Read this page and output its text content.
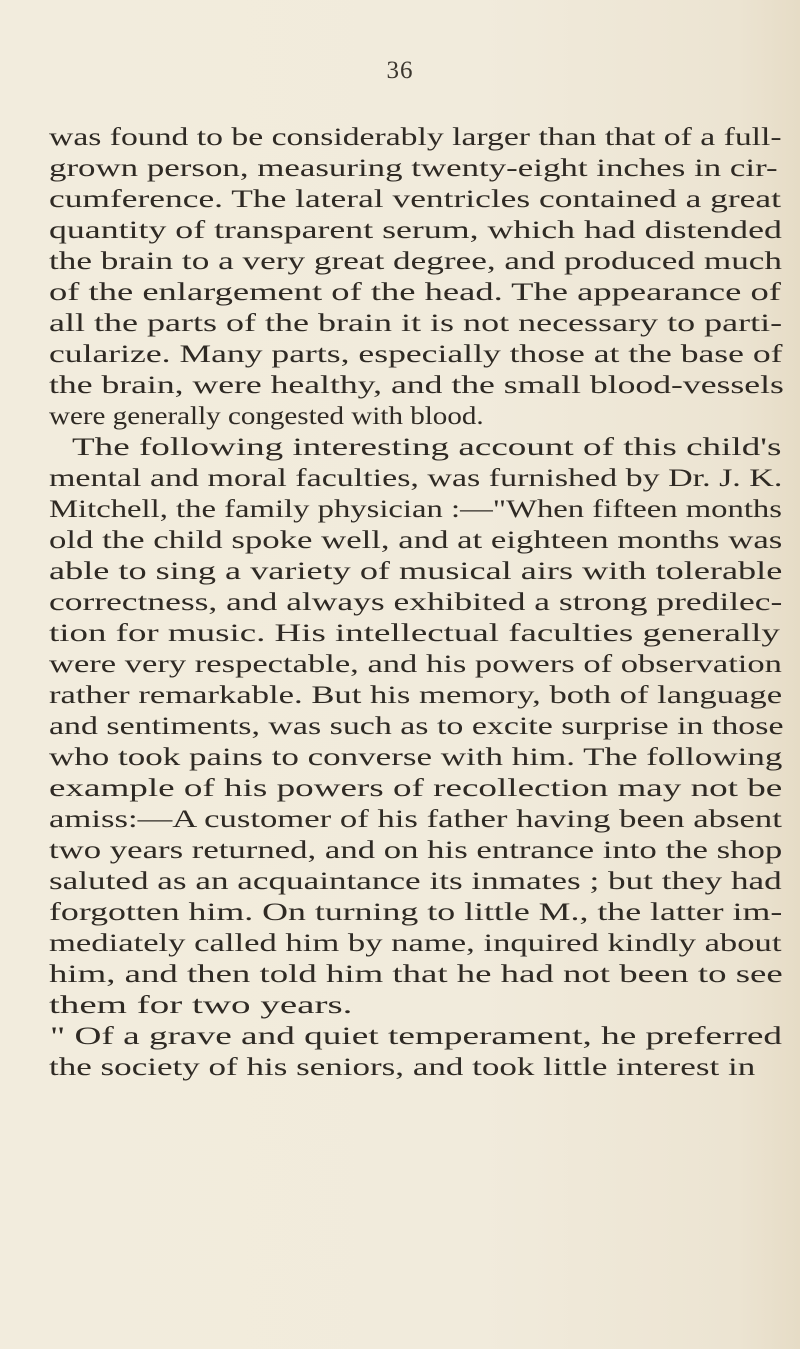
36
was found to be considerably larger than that of a full-
grown person, measuring twenty-eight inches in cir-
cumference. The lateral ventricles contained a great
quantity of transparent serum, which had distended
the brain to a very great degree, and produced much
of the enlargement of the head. The appearance of
all the parts of the brain it is not necessary to parti-
cularize. Many parts, especially those at the base of
the brain, were healthy, and the small blood-vessels
were generally congested with blood.
The following interesting account of this child's
mental and moral faculties, was furnished by Dr. J. K.
Mitchell, the family physician :—"When fifteen months
old the child spoke well, and at eighteen months was
able to sing a variety of musical airs with tolerable
correctness, and always exhibited a strong predilec-
tion for music. His intellectual faculties generally
were very respectable, and his powers of observation
rather remarkable. But his memory, both of language
and sentiments, was such as to excite surprise in those
who took pains to converse with him. The following
example of his powers of recollection may not be
amiss:—A customer of his father having been absent
two years returned, and on his entrance into the shop
saluted as an acquaintance its inmates ; but they had
forgotten him. On turning to little M., the latter im-
mediately called him by name, inquired kindly about
him, and then told him that he had not been to see
them for two years.
" Of a grave and quiet temperament, he preferred
the society of his seniors, and took little interest in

==========

» **Aim of the exercise**: Going through the records above, state how many lines carry "very", with no other text.

» **Exercise response**: 2